> **TO BE DONE**:
Output all of the entries below precisely as written.

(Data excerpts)
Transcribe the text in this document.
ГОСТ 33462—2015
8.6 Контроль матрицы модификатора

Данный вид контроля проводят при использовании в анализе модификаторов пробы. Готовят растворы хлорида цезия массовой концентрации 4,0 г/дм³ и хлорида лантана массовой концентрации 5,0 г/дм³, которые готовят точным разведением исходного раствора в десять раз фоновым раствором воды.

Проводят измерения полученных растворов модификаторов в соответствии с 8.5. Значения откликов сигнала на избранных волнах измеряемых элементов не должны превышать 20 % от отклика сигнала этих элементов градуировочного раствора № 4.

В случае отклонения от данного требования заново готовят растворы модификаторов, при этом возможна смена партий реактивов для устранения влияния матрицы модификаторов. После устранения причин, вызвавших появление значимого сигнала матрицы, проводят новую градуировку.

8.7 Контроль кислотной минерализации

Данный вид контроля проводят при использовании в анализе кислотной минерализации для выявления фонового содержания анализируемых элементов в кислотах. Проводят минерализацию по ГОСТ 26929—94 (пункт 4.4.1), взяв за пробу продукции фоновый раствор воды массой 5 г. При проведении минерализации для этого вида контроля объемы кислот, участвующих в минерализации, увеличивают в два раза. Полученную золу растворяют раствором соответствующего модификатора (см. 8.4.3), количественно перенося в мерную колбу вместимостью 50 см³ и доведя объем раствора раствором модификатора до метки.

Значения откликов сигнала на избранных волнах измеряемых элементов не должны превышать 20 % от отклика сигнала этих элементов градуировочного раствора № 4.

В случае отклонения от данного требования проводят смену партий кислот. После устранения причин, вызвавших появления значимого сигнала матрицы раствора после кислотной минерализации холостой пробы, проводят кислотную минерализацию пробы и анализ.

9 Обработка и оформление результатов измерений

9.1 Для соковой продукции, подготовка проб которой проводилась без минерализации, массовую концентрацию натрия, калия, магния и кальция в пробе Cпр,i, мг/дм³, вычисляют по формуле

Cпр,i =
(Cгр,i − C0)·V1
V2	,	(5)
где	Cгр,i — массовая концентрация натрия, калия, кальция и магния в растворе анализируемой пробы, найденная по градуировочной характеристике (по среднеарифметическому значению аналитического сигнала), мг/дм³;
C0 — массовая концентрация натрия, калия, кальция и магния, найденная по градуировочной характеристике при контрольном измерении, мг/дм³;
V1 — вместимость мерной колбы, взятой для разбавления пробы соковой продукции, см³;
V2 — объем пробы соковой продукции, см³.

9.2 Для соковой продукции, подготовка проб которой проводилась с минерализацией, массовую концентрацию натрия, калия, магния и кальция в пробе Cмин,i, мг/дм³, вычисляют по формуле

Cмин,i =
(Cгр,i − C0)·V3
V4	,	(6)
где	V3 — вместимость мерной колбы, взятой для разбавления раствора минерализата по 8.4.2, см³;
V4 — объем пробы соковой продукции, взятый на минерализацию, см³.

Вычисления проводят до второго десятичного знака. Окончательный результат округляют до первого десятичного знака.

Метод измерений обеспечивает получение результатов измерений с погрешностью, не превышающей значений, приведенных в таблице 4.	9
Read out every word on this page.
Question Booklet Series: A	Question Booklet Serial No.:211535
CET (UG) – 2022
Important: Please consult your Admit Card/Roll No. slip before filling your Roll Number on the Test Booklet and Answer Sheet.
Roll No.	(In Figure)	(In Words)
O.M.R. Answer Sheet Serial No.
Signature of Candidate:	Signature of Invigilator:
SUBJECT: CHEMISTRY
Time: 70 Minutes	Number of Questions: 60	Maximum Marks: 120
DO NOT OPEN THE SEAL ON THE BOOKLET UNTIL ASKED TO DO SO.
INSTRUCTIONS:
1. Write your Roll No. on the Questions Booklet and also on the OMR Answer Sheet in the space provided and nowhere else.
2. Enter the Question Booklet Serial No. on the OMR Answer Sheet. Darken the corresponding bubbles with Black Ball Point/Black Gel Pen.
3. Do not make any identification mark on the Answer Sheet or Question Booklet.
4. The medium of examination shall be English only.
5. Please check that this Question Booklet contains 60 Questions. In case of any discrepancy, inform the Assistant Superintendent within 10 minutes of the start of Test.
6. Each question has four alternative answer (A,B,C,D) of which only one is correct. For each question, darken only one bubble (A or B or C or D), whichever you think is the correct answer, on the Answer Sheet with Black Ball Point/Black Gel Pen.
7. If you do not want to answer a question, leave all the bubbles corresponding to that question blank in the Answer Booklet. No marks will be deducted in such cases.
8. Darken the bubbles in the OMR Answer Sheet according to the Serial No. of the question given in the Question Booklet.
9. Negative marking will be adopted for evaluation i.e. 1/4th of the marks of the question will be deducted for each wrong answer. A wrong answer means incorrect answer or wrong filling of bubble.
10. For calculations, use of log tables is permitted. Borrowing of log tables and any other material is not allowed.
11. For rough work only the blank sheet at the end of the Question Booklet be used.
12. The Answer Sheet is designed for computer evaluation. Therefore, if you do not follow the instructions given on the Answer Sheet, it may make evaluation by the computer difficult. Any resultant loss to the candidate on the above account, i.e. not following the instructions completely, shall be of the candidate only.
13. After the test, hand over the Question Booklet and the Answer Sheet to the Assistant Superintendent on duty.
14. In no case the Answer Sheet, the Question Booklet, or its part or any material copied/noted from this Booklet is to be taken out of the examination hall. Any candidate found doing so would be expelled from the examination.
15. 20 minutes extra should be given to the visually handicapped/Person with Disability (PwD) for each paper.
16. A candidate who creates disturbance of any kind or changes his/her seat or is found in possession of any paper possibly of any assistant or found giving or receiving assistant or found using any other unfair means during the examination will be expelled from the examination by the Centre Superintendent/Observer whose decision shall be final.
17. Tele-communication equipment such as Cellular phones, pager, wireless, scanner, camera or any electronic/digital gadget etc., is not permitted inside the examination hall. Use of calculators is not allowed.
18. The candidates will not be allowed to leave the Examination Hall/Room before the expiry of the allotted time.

> **REPLY**:
Transcribe the text in this document.
ГОСТ 33462—2015
8.6 Контроль матрицы модификатора

Данный вид контроля проводят при использовании в анализе модификаторов пробы. Готовят растворы хлорида цезия массовой концентрации 4,0 г/дм³ и хлорида лантана массовой концентрации 5,0 г/дм³, которые готовят точным разведением исходного раствора в десять раз фоновым раствором воды.

Проводят измерения полученных растворов модификаторов в соответствии с 8.5. Значения откликов сигнала на избранных волнах измеряемых элементов не должны превышать 20 % от отклика сигнала этих элементов градуировочного раствора № 4.

В случае отклонения от данного требования заново готовят растворы модификаторов, при этом возможна смена партий реактивов для устранения влияния матрицы модификаторов. После устранения причин, вызвавших появление значимого сигнала матрицы, проводят новую градуировку.

8.7 Контроль кислотной минерализации

Данный вид контроля проводят при использовании в анализе кислотной минерализации для выявления фонового содержания анализируемых элементов в кислотах. Проводят минерализацию по ГОСТ 26929—94 (пункт 4.4.1), взяв за пробу продукции фоновый раствор воды массой 5 г. При проведении минерализации для этого вида контроля объемы кислот, участвующих в минерализации, увеличивают в два раза. Полученную золу растворяют раствором соответствующего модификатора (см. 8.4.3), количественно перенося в мерную колбу вместимостью 50 см³ и доведя объем раствора раствором модификатора до метки.

Значения откликов сигнала на избранных волнах измеряемых элементов не должны превышать 20 % от отклика сигнала этих элементов градуировочного раствора № 4.

В случае отклонения от данного требования проводят смену партий кислот. После устранения причин, вызвавших появления значимого сигнала матрицы раствора после кислотной минерализации холостой пробы, проводят кислотную минерализацию пробы и анализ.

9 Обработка и оформление результатов измерений

9.1 Для соковой продукции, подготовка проб которой проводилась без минерализации, массовую концентрацию натрия, калия, магния и кальция в пробе Cпр,i, мг/дм³, вычисляют по формуле

Cпр,i =
(Cгр,i − C0)·V1
V2	,	(5)
где	Cгр,i — массовая концентрация натрия, калия, кальция и магния в растворе анализируемой пробы, найденная по градуировочной характеристике (по среднеарифметическому значению аналитического сигнала), мг/дм³;
C0 — массовая концентрация натрия, калия, кальция и магния, найденная по градуировочной характеристике при контрольном измерении, мг/дм³;
V1 — вместимость мерной колбы, взятой для разбавления пробы соковой продукции, см³;
V2 — объем пробы соковой продукции, см³.

9.2 Для соковой продукции, подготовка проб которой проводилась с минерализацией, массовую концентрацию натрия, калия, магния и кальция в пробе Cмин,i, мг/дм³, вычисляют по формуле

Cмин,i =
(Cгр,i − C0)·V3
V4	,	(6)
где	V3 — вместимость мерной колбы, взятой для разбавления раствора минерализата по 8.4.2, см³;
V4 — объем пробы соковой продукции, взятый на минерализацию, см³.

Вычисления проводят до второго десятичного знака. Окончательный результат округляют до первого десятичного знака.

Метод измерений обеспечивает получение результатов измерений с погрешностью, не превышающей значений, приведенных в таблице 4.	9
Read out every word on this page.
Question Booklet Series: A	Question Booklet Serial No.:211535
CET (UG) – 2022
Important: Please consult your Admit Card/Roll No. slip before filling your Roll Number on the Test Booklet and Answer Sheet.
Roll No.	(In Figure)	(In Words)
O.M.R. Answer Sheet Serial No.
Signature of Candidate:	Signature of Invigilator:
SUBJECT: CHEMISTRY
Time: 70 Minutes	Number of Questions: 60	Maximum Marks: 120
DO NOT OPEN THE SEAL ON THE BOOKLET UNTIL ASKED TO DO SO.
INSTRUCTIONS:
1. Write your Roll No. on the Questions Booklet and also on the OMR Answer Sheet in the space provided and nowhere else.
2. Enter the Question Booklet Serial No. on the OMR Answer Sheet. Darken the corresponding bubbles with Black Ball Point/Black Gel Pen.
3. Do not make any identification mark on the Answer Sheet or Question Booklet.
4. The medium of examination shall be English only.
5. Please check that this Question Booklet contains 60 Questions. In case of any discrepancy, inform the Assistant Superintendent within 10 minutes of the start of Test.
6. Each question has four alternative answer (A,B,C,D) of which only one is correct. For each question, darken only one bubble (A or B or C or D), whichever you think is the correct answer, on the Answer Sheet with Black Ball Point/Black Gel Pen.
7. If you do not want to answer a question, leave all the bubbles corresponding to that question blank in the Answer Booklet. No marks will be deducted in such cases.
8. Darken the bubbles in the OMR Answer Sheet according to the Serial No. of the question given in the Question Booklet.
9. Negative marking will be adopted for evaluation i.e. 1/4th of the marks of the question will be deducted for each wrong answer. A wrong answer means incorrect answer or wrong filling of bubble.
10. For calculations, use of log tables is permitted. Borrowing of log tables and any other material is not allowed.
11. For rough work only the blank sheet at the end of the Question Booklet be used.
12. The Answer Sheet is designed for computer evaluation. Therefore, if you do not follow the instructions given on the Answer Sheet, it may make evaluation by the computer difficult. Any resultant loss to the candidate on the above account, i.e. not following the instructions completely, shall be of the candidate only.
13. After the test, hand over the Question Booklet and the Answer Sheet to the Assistant Superintendent on duty.
14. In no case the Answer Sheet, the Question Booklet, or its part or any material copied/noted from this Booklet is to be taken out of the examination hall. Any candidate found doing so would be expelled from the examination.
15. 20 minutes extra should be given to the visually handicapped/Person with Disability (PwD) for each paper.
16. A candidate who creates disturbance of any kind or changes his/her seat or is found in possession of any paper possibly of any assistant or found giving or receiving assistant or found using any other unfair means during the examination will be expelled from the examination by the Centre Superintendent/Observer whose decision shall be final.
17. Tele-communication equipment such as Cellular phones, pager, wireless, scanner, camera or any electronic/digital gadget etc., is not permitted inside the examination hall. Use of calculators is not allowed.
18. The candidates will not be allowed to leave the Examination Hall/Room before the expiry of the allotted time.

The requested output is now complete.